A run of records
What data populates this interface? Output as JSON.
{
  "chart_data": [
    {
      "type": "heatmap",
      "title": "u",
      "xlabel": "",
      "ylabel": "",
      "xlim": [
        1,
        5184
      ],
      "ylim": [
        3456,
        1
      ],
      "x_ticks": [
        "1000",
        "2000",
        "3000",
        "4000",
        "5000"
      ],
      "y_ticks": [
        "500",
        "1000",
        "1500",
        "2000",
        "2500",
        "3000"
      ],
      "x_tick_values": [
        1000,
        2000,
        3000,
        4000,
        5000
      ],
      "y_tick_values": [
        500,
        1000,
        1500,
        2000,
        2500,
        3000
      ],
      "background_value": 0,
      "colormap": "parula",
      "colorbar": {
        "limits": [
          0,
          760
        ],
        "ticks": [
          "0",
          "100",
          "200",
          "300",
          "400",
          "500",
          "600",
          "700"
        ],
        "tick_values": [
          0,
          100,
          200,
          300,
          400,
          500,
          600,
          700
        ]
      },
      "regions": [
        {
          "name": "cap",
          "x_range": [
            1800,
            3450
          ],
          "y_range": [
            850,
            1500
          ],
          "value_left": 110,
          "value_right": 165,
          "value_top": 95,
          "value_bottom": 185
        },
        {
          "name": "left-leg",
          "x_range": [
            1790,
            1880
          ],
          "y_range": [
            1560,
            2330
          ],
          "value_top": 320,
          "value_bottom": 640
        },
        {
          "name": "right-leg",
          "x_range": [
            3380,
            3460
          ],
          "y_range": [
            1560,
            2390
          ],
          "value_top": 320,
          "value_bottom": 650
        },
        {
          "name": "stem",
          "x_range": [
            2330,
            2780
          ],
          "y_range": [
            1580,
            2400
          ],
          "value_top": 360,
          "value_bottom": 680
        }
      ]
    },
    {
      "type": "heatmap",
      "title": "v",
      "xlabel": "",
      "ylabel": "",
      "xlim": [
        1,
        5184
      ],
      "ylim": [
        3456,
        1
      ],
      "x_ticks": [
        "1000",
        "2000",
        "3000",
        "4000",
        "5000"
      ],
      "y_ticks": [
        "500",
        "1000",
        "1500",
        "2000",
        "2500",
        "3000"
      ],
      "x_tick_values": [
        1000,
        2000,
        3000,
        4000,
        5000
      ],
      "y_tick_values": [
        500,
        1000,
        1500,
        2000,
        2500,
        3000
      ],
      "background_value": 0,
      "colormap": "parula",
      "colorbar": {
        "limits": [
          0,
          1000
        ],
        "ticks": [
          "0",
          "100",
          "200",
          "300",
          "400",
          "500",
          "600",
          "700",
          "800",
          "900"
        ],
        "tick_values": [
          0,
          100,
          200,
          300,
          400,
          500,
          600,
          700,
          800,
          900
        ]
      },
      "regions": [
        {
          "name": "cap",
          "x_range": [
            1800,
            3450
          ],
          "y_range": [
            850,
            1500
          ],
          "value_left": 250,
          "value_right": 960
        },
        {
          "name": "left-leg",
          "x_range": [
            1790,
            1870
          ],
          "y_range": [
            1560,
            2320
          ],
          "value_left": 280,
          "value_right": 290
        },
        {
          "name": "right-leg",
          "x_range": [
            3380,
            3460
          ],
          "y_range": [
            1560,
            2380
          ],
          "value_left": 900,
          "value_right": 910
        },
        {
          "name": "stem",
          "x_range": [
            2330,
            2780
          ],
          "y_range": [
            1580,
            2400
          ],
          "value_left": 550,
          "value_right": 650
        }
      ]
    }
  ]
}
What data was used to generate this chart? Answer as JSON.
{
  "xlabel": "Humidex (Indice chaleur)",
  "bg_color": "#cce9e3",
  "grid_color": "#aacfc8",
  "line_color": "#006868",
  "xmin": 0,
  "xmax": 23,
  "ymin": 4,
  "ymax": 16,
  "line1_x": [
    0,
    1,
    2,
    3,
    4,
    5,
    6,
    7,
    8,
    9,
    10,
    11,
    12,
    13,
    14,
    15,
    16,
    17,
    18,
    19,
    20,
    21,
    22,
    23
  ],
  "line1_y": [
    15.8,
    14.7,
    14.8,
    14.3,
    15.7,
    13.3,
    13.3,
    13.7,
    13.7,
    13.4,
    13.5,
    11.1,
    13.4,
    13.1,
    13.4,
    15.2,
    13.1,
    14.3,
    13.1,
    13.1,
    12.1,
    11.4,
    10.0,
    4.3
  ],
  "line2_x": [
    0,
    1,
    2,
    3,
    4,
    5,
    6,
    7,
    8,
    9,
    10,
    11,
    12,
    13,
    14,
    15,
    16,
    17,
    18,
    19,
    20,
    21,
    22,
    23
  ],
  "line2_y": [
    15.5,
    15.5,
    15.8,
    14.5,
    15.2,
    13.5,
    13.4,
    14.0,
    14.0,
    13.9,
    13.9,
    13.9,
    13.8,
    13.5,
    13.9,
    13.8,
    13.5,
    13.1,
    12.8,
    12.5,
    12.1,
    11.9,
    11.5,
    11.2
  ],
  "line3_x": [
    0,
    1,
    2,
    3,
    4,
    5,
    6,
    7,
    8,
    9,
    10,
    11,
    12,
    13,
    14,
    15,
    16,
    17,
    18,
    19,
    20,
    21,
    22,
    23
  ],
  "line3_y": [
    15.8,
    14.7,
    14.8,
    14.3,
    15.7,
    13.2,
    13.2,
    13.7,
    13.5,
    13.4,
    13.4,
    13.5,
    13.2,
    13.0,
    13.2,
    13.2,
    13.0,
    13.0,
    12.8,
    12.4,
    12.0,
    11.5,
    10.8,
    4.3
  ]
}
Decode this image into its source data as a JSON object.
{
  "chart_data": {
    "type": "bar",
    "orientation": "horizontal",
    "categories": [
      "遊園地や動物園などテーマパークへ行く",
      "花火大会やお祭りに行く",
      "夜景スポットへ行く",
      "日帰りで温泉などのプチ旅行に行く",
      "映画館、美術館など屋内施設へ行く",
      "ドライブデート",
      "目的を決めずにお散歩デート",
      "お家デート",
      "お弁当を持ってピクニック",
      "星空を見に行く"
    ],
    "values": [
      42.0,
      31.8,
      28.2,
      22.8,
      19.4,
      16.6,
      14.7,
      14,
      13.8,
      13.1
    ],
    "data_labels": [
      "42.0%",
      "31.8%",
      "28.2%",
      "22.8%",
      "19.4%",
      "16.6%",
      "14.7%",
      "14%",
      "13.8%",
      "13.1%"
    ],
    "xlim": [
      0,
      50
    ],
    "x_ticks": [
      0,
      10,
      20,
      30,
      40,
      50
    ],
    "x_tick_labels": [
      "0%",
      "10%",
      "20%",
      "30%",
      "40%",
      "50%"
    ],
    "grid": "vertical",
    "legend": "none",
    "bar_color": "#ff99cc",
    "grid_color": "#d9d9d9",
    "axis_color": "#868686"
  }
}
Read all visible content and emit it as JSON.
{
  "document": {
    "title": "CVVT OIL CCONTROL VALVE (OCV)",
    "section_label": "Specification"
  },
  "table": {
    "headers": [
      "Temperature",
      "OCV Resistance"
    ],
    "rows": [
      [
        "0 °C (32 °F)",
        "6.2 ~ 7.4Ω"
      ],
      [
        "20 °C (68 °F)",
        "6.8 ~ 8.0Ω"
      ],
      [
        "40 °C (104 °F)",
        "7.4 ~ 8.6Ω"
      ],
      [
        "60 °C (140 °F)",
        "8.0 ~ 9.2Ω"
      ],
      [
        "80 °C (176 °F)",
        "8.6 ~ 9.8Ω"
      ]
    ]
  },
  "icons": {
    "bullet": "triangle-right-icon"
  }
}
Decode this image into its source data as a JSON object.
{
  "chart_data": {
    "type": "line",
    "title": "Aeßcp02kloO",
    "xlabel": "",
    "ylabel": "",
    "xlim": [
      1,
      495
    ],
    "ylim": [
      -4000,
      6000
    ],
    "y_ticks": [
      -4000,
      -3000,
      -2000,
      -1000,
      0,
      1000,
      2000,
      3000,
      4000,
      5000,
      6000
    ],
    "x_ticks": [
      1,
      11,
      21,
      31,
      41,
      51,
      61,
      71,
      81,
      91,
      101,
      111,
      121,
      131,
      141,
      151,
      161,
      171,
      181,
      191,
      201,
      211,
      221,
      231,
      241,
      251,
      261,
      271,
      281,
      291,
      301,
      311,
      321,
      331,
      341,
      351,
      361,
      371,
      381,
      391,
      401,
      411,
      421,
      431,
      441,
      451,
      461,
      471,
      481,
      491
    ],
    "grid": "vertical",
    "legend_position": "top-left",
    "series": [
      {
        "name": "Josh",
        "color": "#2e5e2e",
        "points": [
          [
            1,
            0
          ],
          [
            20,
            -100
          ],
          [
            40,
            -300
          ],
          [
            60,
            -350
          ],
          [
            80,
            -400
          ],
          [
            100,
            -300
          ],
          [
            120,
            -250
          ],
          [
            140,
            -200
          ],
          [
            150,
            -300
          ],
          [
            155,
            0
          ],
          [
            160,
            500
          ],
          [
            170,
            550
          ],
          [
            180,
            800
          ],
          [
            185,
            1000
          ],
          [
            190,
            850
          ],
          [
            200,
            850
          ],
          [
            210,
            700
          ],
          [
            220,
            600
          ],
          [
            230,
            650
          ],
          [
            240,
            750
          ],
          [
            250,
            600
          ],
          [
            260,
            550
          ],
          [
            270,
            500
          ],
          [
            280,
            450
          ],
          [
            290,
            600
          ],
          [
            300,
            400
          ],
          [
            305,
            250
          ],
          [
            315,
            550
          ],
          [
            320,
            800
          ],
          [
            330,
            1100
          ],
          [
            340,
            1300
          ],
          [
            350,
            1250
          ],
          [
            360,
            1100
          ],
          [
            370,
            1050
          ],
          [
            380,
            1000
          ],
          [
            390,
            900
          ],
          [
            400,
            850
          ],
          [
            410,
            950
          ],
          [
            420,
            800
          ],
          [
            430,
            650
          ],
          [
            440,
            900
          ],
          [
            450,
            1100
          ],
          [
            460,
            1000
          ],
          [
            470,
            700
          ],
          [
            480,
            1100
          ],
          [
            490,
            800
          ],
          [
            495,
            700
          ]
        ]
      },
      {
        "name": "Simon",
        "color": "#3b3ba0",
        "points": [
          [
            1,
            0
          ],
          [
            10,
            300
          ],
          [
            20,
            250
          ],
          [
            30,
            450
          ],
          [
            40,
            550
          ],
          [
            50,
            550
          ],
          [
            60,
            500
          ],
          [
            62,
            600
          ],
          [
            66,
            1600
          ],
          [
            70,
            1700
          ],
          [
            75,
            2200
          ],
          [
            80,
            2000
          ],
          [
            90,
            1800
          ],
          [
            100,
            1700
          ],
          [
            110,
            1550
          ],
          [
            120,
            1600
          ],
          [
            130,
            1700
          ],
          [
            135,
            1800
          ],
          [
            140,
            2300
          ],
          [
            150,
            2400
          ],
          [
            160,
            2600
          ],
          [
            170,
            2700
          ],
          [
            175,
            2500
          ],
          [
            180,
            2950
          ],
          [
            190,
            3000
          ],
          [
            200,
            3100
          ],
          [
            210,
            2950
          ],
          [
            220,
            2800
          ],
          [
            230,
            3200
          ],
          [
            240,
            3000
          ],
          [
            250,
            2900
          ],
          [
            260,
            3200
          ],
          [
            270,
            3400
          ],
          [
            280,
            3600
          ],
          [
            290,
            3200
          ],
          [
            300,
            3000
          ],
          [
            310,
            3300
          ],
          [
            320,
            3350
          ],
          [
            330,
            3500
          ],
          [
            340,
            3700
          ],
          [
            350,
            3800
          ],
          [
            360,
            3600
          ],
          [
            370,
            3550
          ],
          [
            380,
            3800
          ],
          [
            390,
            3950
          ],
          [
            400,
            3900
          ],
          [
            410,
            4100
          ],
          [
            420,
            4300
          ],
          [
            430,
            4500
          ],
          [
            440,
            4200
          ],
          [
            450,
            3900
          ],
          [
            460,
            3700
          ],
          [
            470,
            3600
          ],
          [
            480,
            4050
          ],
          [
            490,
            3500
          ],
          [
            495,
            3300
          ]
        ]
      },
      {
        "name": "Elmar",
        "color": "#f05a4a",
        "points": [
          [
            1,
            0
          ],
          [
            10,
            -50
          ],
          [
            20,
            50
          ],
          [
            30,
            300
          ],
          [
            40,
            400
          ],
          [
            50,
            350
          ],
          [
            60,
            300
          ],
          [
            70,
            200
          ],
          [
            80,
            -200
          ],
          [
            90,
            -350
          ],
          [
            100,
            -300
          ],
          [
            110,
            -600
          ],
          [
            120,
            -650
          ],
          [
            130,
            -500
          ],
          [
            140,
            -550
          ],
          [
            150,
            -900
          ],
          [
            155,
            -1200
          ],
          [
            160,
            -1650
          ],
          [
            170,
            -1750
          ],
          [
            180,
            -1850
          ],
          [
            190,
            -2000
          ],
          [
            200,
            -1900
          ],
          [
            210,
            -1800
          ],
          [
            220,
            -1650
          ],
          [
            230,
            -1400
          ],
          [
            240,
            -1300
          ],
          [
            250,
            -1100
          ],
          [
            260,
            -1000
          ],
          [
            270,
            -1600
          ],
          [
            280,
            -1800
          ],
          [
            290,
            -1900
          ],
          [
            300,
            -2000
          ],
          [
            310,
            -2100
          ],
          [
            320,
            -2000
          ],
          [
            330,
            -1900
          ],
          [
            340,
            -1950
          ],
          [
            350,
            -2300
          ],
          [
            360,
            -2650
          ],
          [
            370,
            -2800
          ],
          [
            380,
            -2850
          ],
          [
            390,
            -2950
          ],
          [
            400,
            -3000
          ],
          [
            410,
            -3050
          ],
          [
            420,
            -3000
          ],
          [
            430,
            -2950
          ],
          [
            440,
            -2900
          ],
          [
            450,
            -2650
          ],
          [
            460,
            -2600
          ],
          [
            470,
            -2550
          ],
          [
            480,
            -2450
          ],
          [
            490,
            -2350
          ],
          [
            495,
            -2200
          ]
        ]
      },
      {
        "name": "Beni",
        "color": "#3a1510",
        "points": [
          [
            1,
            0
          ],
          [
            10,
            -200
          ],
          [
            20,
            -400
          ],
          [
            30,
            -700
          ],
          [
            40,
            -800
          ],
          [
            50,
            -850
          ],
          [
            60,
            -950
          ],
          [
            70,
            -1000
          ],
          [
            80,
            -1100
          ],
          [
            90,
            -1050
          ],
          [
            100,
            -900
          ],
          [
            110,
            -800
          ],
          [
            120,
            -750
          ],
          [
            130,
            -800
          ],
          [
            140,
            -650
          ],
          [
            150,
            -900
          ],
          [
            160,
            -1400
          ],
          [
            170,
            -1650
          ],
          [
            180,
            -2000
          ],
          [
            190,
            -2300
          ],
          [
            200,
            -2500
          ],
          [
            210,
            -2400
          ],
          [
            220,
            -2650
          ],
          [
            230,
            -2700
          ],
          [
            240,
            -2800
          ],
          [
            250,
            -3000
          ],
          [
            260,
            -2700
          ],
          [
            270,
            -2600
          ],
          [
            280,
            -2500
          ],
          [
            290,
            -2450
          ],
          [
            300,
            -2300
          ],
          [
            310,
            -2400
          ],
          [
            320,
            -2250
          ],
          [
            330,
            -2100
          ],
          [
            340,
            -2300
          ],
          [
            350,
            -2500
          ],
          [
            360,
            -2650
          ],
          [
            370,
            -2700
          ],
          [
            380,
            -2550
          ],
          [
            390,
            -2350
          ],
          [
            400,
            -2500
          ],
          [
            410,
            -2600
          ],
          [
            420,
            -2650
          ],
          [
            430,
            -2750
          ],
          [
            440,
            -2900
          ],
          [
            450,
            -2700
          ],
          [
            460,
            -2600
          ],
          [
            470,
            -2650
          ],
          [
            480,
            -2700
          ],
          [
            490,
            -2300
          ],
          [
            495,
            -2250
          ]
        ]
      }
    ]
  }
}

_STATED TASK_: Scan the material above. Copy each line where "JSON" occurs.

_ANSWER TO THIS EXERCISE_:
What data populates this interface? Output as JSON.
What data was used to generate this chart? Answer as JSON.
Decode this image into its source data as a JSON object.
Read all visible content and emit it as JSON.
Decode this image into its source data as a JSON object.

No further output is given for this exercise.